- [TASK REQUIREMENTS]: Check each line of the listing below for the string "东欧剧变", and give only how many lines hold it.

[Saved data entries]
* * * *

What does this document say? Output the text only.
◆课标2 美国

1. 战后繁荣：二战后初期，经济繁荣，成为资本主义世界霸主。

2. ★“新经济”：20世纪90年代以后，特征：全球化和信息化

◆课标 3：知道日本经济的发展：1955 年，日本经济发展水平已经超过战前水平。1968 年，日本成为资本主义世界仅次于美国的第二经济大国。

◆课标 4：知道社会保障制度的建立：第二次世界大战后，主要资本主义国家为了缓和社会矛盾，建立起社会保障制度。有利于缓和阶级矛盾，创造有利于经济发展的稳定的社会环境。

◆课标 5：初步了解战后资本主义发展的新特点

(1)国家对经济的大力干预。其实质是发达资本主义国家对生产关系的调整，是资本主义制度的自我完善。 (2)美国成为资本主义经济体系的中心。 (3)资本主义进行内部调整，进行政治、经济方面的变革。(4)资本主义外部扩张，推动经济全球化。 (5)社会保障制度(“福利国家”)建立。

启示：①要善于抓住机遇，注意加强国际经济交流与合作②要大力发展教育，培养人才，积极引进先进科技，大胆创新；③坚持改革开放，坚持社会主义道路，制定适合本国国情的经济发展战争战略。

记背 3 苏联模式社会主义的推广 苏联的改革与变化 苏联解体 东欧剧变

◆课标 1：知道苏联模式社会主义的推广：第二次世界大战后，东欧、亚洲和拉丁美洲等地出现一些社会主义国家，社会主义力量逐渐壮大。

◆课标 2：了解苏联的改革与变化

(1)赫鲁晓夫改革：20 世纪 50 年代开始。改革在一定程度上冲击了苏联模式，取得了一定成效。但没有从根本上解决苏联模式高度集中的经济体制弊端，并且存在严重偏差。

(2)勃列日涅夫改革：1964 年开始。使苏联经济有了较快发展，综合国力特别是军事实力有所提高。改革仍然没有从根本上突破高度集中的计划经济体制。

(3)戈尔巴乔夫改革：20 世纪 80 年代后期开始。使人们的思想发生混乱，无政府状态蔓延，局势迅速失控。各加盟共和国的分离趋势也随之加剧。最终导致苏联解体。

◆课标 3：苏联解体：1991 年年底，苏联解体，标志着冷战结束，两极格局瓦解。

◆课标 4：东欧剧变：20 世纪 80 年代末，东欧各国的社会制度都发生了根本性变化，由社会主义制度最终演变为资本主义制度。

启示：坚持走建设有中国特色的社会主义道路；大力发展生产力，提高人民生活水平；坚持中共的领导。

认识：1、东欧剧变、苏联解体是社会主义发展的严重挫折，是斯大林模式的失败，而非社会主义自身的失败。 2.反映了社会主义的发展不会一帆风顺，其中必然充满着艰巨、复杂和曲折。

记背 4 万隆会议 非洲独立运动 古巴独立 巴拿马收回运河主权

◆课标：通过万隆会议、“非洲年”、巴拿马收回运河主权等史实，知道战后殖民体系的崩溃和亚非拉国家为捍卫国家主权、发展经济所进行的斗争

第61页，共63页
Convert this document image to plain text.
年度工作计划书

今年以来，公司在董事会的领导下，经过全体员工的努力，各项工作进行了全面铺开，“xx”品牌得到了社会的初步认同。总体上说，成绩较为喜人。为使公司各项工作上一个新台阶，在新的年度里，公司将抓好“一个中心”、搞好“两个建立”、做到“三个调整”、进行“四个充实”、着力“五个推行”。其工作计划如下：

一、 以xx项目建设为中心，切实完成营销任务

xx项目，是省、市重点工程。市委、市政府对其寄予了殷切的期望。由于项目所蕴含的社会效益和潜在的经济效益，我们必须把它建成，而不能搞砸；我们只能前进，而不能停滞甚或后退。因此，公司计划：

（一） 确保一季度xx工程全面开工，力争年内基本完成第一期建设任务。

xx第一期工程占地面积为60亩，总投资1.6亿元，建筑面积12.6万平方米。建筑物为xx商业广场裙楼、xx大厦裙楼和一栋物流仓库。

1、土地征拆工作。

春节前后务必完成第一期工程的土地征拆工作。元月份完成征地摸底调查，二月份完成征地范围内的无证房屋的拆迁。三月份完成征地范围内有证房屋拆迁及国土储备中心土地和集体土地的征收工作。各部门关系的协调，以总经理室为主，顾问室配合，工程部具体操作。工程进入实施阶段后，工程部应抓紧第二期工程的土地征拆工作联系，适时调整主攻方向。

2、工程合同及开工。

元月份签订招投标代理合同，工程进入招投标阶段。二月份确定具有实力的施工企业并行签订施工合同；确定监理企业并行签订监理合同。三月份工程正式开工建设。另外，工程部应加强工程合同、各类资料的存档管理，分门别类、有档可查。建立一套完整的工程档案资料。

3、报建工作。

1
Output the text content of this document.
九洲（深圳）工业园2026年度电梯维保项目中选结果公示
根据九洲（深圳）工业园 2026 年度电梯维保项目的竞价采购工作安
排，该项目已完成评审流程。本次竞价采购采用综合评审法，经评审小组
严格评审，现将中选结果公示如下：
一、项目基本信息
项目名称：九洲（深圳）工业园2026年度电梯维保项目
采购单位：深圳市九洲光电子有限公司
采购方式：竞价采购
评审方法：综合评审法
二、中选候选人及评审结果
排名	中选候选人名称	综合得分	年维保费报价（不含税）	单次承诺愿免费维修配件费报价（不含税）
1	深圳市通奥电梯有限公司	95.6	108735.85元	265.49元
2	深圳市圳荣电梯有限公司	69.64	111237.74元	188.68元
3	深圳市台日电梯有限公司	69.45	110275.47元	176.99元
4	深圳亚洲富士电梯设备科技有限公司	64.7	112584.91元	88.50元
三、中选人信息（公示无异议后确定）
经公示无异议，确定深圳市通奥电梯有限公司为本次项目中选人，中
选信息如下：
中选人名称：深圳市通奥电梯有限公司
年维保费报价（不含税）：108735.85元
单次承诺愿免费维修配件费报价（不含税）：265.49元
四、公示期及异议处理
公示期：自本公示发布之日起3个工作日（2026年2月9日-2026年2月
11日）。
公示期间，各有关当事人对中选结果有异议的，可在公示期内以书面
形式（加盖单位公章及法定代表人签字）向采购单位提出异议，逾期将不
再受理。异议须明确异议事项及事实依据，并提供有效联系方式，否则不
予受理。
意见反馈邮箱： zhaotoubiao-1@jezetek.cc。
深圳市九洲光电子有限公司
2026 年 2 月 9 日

* * * *

- [RESPONSE TO THE EXERCISE]: 3